• **WORK TO DO**
Pick out each line of the records in which the word "desenvolvidos" appears.

═══

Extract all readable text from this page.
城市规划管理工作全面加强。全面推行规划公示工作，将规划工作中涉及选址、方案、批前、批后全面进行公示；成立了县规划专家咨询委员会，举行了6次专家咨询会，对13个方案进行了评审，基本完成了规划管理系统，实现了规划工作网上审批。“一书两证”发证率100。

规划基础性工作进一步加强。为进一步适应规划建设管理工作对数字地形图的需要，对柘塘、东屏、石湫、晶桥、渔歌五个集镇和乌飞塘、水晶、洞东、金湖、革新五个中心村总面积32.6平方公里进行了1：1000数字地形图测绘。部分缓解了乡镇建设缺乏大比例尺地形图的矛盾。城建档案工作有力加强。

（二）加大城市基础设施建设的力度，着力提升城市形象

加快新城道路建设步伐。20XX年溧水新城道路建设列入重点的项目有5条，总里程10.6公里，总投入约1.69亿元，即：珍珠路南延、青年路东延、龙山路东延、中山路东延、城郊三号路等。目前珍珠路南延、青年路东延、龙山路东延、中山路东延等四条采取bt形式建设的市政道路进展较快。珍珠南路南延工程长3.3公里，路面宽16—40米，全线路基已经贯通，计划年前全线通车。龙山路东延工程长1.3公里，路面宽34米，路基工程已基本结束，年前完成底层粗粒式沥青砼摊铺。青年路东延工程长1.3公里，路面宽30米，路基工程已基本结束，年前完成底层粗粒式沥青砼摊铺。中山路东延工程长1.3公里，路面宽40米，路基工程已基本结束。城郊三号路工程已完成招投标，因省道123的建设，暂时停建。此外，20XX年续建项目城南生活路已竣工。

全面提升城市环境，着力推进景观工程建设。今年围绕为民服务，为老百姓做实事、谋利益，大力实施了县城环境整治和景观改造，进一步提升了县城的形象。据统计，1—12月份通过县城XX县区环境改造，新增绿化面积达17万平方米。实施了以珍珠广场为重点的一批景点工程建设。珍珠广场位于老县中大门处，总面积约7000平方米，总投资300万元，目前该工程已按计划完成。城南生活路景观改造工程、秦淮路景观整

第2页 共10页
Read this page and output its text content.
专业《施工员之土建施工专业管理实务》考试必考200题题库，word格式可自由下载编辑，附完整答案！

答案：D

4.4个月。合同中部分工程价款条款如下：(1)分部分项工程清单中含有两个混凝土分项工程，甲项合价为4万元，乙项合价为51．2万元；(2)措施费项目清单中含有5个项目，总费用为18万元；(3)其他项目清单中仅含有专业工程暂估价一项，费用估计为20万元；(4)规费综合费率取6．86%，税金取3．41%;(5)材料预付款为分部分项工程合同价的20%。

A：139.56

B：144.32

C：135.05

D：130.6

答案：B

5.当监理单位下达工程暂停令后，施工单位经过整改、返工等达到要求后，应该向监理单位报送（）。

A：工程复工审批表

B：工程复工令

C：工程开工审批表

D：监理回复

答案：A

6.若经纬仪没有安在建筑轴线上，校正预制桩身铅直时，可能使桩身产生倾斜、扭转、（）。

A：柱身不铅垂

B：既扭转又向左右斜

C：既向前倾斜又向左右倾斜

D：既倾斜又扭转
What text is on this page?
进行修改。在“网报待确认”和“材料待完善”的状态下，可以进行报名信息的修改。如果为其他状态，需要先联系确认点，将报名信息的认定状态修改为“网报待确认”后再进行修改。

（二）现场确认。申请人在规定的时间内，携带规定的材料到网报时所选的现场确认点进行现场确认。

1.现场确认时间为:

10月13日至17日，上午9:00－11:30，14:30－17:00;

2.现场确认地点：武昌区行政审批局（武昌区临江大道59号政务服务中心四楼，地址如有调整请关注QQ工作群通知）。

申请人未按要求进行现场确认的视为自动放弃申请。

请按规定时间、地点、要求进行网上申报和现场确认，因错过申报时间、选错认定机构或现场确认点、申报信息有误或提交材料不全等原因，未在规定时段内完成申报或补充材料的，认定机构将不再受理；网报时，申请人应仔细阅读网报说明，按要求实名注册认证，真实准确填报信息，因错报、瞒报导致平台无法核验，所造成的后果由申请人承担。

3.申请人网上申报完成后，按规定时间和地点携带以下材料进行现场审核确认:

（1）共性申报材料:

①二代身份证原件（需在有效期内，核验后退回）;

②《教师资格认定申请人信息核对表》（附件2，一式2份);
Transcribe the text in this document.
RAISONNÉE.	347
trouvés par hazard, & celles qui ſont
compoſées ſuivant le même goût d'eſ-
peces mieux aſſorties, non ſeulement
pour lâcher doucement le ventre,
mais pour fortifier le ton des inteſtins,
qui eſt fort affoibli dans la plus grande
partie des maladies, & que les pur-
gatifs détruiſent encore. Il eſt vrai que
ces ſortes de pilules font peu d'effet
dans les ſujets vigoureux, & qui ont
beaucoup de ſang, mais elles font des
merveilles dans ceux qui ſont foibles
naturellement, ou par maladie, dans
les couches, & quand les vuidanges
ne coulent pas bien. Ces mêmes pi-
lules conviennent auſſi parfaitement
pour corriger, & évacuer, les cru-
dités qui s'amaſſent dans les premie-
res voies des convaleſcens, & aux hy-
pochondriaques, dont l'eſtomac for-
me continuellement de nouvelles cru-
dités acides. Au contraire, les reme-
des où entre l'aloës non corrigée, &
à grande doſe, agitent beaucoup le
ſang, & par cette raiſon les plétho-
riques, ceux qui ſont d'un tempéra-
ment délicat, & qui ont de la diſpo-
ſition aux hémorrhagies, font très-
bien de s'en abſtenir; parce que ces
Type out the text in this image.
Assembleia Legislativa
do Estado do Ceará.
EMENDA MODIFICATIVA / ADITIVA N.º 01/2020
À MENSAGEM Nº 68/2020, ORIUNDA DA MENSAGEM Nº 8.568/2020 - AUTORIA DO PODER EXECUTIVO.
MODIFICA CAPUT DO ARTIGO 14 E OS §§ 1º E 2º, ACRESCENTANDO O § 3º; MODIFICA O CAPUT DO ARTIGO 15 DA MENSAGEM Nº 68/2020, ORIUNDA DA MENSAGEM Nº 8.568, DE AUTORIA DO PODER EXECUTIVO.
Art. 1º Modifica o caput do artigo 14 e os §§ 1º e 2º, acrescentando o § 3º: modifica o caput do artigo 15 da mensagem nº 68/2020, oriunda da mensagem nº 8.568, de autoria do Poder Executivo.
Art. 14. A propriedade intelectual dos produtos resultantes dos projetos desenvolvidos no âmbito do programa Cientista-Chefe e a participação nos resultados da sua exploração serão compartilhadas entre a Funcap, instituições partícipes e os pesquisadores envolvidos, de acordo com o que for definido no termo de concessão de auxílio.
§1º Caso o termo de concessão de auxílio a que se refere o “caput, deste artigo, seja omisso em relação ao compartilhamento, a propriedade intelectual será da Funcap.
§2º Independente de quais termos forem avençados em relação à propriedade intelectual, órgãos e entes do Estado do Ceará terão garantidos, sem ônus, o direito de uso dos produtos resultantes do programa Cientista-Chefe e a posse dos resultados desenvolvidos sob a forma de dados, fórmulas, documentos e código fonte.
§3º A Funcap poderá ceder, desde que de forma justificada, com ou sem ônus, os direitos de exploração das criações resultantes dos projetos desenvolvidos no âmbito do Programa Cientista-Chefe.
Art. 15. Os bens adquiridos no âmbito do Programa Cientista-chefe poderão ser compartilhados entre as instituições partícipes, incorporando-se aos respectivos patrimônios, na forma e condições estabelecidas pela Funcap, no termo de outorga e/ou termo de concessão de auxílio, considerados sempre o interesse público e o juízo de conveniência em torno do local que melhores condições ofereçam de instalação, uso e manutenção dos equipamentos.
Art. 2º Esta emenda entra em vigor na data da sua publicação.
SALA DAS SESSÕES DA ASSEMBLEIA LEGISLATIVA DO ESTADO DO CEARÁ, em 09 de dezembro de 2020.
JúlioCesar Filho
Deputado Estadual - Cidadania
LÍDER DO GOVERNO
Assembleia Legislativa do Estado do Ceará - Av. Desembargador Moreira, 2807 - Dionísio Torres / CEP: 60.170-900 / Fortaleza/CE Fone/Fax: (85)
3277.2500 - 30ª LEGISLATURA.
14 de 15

═══

• **WORKED ANSWER**
Art. 14. A propriedade intelectual dos produtos resultantes dos projetos desenvolvidos no âmbito do programa Cientista-Chefe e a participação nos resultados da sua exploração serão compartilhadas entre a Funcap, instituições partícipes e os pesquisadores envolvidos, de acordo com o que for definido no termo de concessão de auxílio.
§2º Independente de quais termos forem avençados em relação à propriedade intelectual, órgãos e entes do Estado do Ceará terão garantidos, sem ônus, o direito de uso dos produtos resultantes do programa Cientista-Chefe e a posse dos resultados desenvolvidos sob a forma de dados, fórmulas, documentos e código fonte.
§3º A Funcap poderá ceder, desde que de forma justificada, com ou sem ônus, os direitos de exploração das criações resultantes dos projetos desenvolvidos no âmbito do Programa Cientista-Chefe.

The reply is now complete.